STATED TASK —
Lines containing the word "crunchy" should be extracted in full.
* Start MATERIAL PROVIDED *
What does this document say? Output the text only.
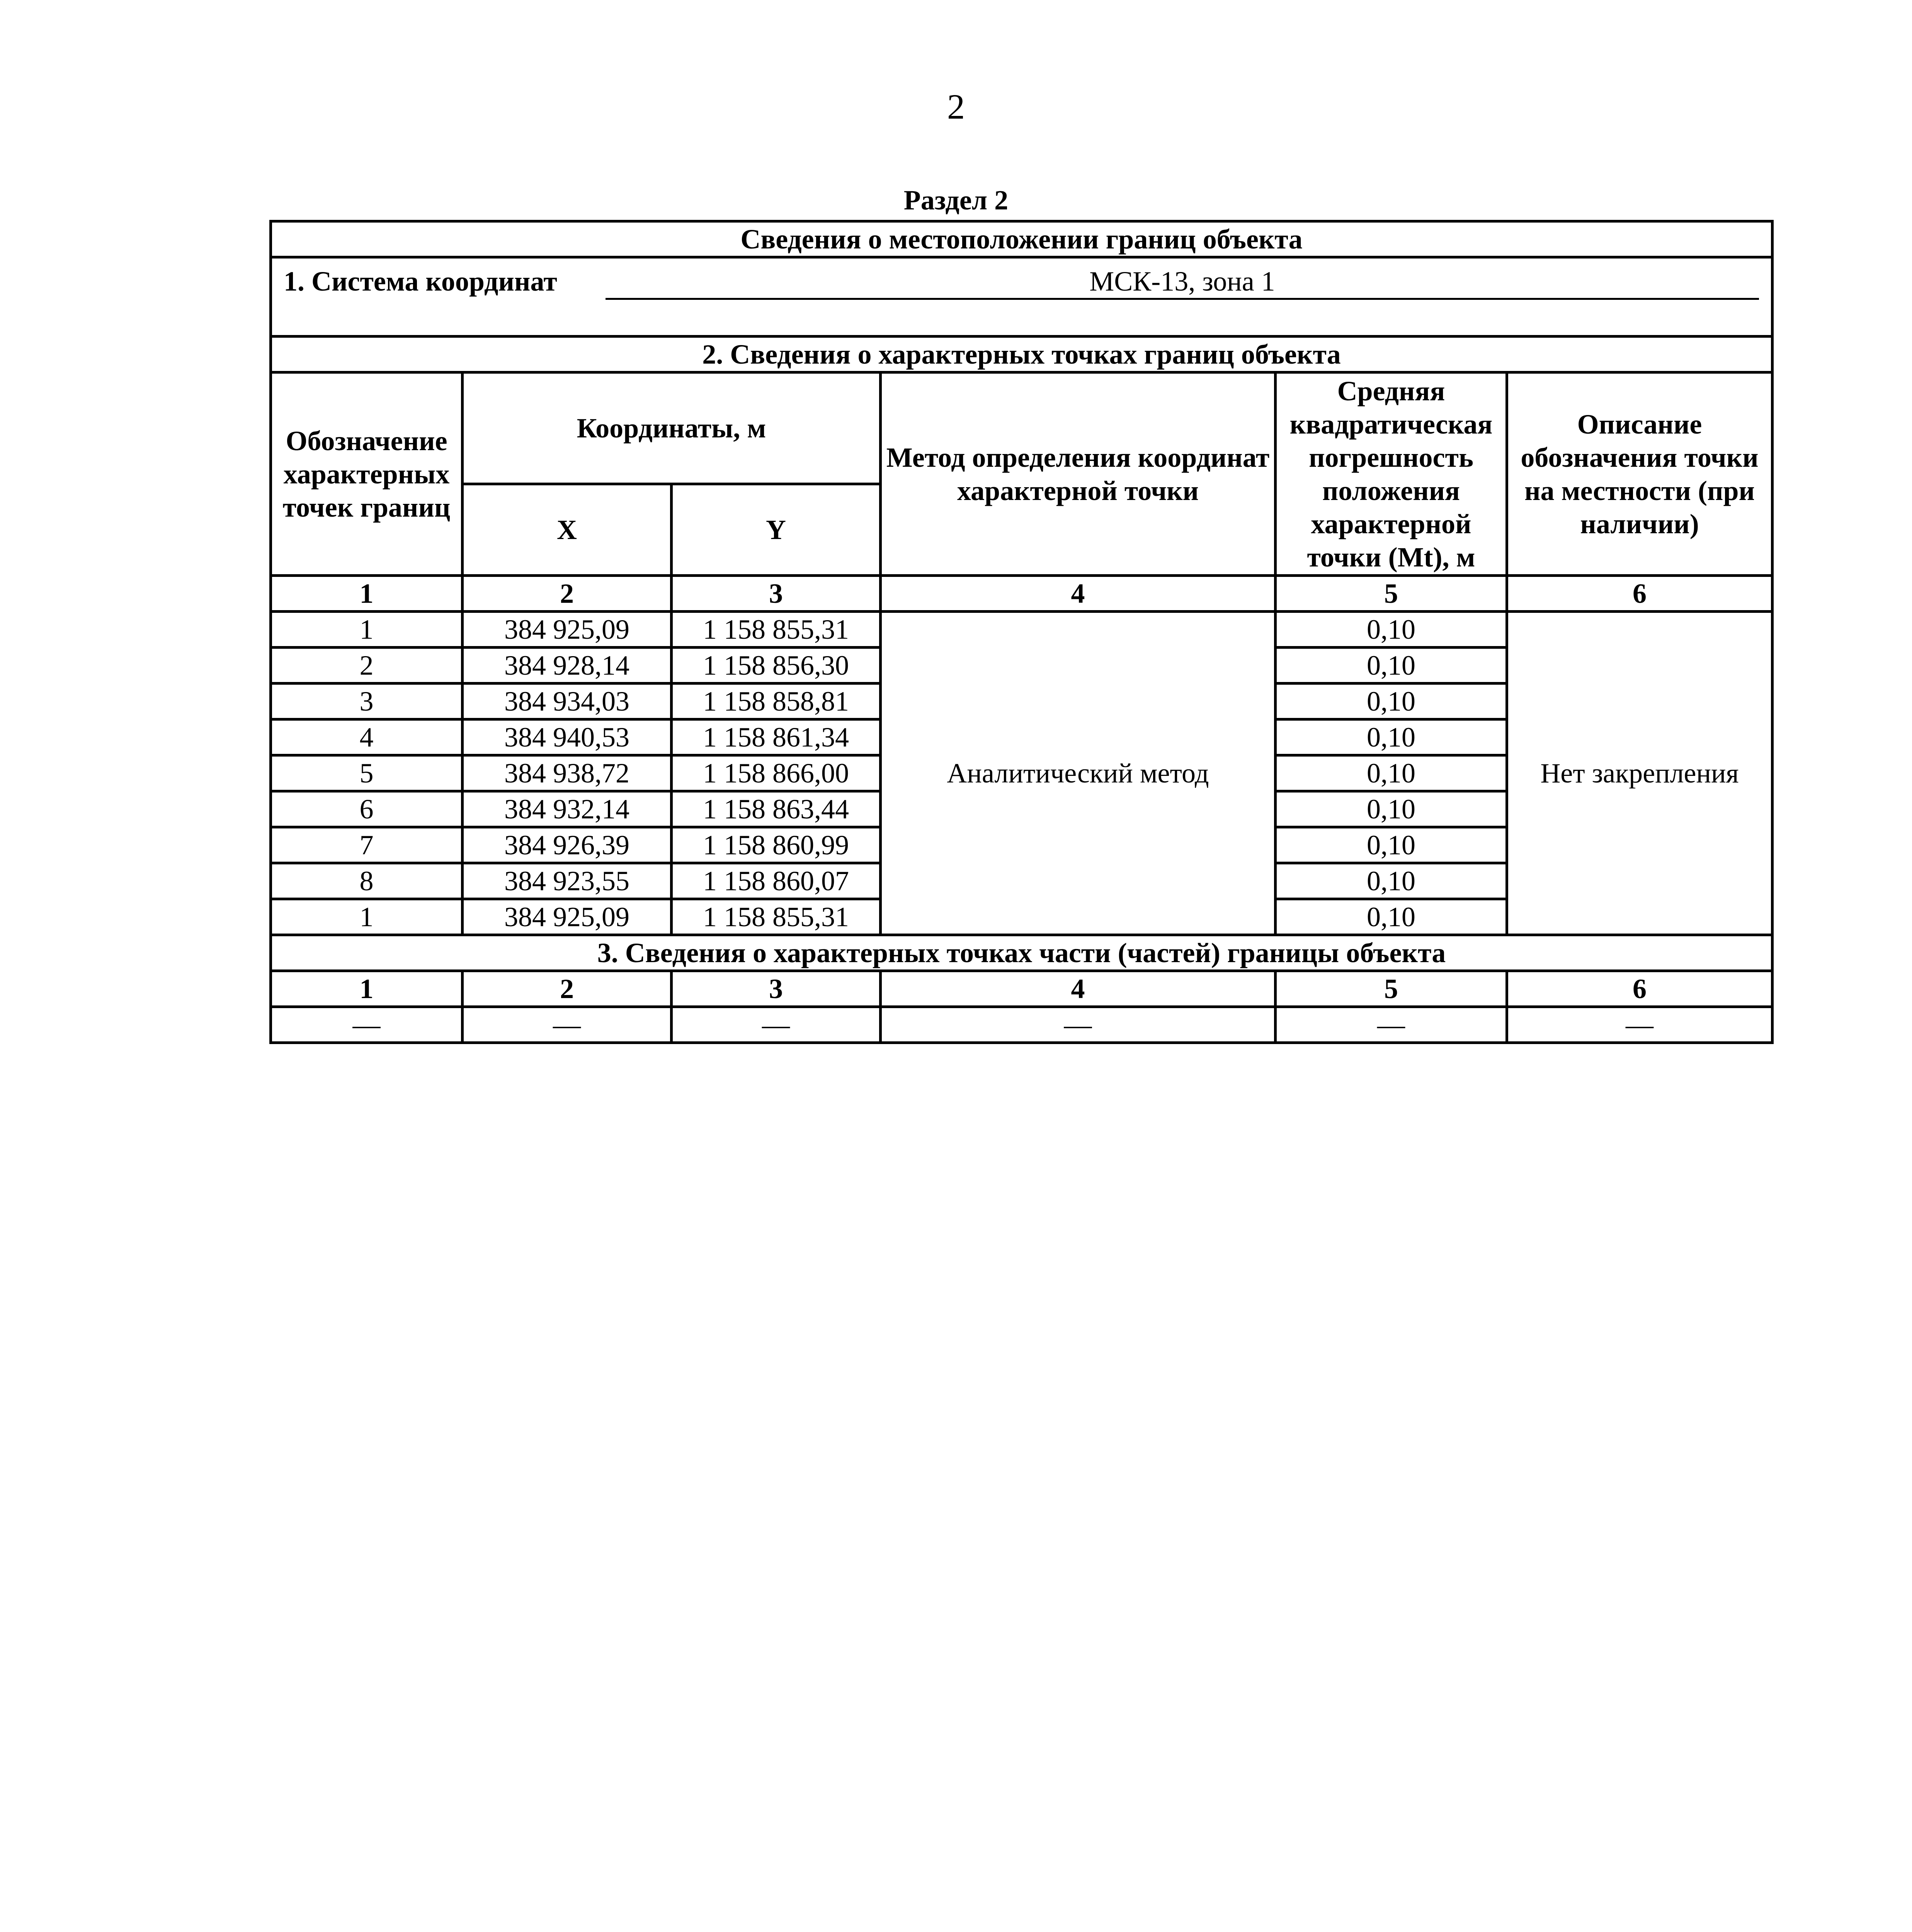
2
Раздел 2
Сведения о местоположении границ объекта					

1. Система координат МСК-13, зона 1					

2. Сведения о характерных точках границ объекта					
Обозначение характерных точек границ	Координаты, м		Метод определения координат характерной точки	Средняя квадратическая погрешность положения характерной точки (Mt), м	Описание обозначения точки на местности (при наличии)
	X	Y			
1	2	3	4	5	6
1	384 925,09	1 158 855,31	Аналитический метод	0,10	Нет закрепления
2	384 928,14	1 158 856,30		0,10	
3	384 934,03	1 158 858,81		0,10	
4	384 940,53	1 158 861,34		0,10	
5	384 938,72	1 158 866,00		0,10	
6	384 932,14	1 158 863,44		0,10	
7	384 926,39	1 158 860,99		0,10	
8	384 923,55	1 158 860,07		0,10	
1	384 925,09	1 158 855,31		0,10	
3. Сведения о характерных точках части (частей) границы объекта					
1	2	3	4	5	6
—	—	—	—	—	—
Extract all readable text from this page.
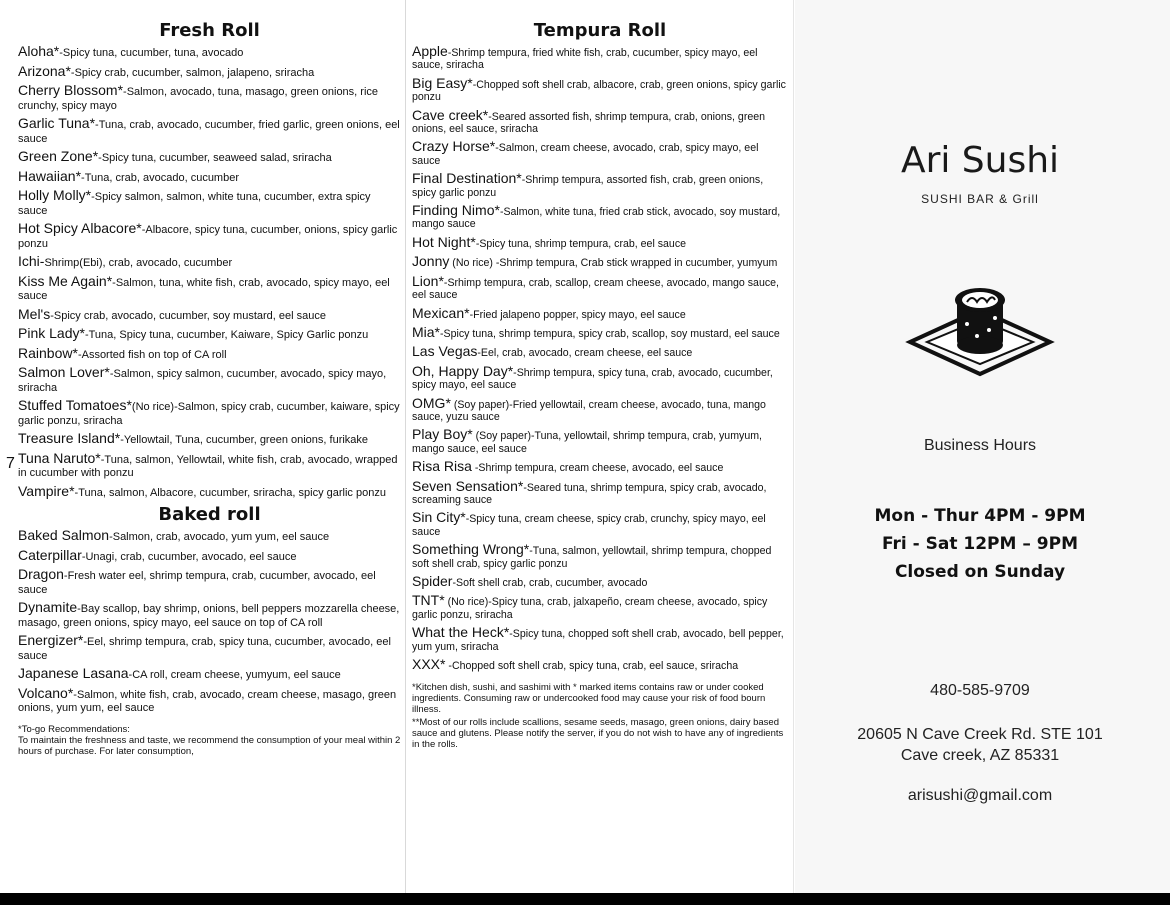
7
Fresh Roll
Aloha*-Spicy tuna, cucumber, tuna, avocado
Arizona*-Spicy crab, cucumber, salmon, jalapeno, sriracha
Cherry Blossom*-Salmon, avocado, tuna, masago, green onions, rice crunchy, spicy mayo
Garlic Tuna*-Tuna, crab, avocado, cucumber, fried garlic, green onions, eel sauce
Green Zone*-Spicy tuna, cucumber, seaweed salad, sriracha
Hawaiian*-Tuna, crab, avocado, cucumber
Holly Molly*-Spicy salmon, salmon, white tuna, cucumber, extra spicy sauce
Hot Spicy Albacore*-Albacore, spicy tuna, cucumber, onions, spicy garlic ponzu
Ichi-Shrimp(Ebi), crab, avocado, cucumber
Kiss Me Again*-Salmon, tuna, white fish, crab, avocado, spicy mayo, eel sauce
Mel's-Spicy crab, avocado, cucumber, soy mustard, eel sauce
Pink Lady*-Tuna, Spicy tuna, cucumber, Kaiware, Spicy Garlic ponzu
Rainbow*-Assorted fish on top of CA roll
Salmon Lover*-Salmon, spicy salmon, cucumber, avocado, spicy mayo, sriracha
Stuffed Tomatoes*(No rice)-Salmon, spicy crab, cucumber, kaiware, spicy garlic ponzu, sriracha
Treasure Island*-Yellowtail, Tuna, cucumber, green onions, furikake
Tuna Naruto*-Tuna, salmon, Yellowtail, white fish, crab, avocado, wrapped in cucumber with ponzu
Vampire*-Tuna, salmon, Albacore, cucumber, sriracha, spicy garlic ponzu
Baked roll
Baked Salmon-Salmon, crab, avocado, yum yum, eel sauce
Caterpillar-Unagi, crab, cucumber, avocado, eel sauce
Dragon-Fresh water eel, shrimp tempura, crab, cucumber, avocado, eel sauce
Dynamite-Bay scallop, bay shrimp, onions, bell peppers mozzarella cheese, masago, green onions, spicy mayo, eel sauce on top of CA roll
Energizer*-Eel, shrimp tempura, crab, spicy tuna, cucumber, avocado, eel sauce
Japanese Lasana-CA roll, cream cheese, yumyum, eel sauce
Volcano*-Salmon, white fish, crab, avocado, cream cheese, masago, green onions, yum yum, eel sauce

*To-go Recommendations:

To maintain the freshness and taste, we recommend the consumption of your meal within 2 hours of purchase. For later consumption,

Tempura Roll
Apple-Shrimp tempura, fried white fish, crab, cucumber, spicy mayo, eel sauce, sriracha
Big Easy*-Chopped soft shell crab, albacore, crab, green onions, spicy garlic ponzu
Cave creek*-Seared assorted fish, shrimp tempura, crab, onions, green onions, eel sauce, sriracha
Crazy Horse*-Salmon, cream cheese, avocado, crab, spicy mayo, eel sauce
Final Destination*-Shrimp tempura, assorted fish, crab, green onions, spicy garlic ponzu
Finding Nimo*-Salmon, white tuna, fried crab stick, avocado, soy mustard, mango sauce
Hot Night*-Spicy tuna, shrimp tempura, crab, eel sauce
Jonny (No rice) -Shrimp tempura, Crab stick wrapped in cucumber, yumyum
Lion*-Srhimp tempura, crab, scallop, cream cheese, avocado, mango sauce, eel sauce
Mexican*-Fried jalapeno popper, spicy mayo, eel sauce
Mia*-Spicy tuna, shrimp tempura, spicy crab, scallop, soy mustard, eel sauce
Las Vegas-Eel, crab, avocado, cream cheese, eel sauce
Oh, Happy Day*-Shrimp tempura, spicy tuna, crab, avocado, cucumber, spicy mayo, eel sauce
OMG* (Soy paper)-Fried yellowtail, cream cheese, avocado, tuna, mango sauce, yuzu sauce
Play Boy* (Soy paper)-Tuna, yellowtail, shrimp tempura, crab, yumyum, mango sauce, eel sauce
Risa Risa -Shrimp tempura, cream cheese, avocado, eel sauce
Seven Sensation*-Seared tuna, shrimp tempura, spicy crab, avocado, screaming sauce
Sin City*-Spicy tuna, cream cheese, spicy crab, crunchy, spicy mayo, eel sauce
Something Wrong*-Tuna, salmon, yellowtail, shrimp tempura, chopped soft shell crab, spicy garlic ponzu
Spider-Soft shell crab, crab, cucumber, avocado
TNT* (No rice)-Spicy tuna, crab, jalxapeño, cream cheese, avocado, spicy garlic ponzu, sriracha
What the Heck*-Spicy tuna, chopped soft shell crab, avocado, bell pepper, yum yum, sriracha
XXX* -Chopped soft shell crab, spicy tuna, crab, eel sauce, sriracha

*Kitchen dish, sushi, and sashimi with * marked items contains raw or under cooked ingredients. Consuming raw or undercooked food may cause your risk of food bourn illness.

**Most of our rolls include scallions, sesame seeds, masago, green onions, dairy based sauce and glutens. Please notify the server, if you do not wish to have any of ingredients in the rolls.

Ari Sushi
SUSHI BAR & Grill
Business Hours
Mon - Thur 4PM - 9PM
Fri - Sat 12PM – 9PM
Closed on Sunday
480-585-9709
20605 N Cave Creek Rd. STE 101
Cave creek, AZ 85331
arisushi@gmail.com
* End MATERIAL PROVIDED *
EXERCISE RESULT —
Cherry Blossom*-Salmon, avocado, tuna, masago, green onions, rice crunchy, spicy mayo
Sin City*-Spicy tuna, cream cheese, spicy crab, crunchy, spicy mayo, eel sauce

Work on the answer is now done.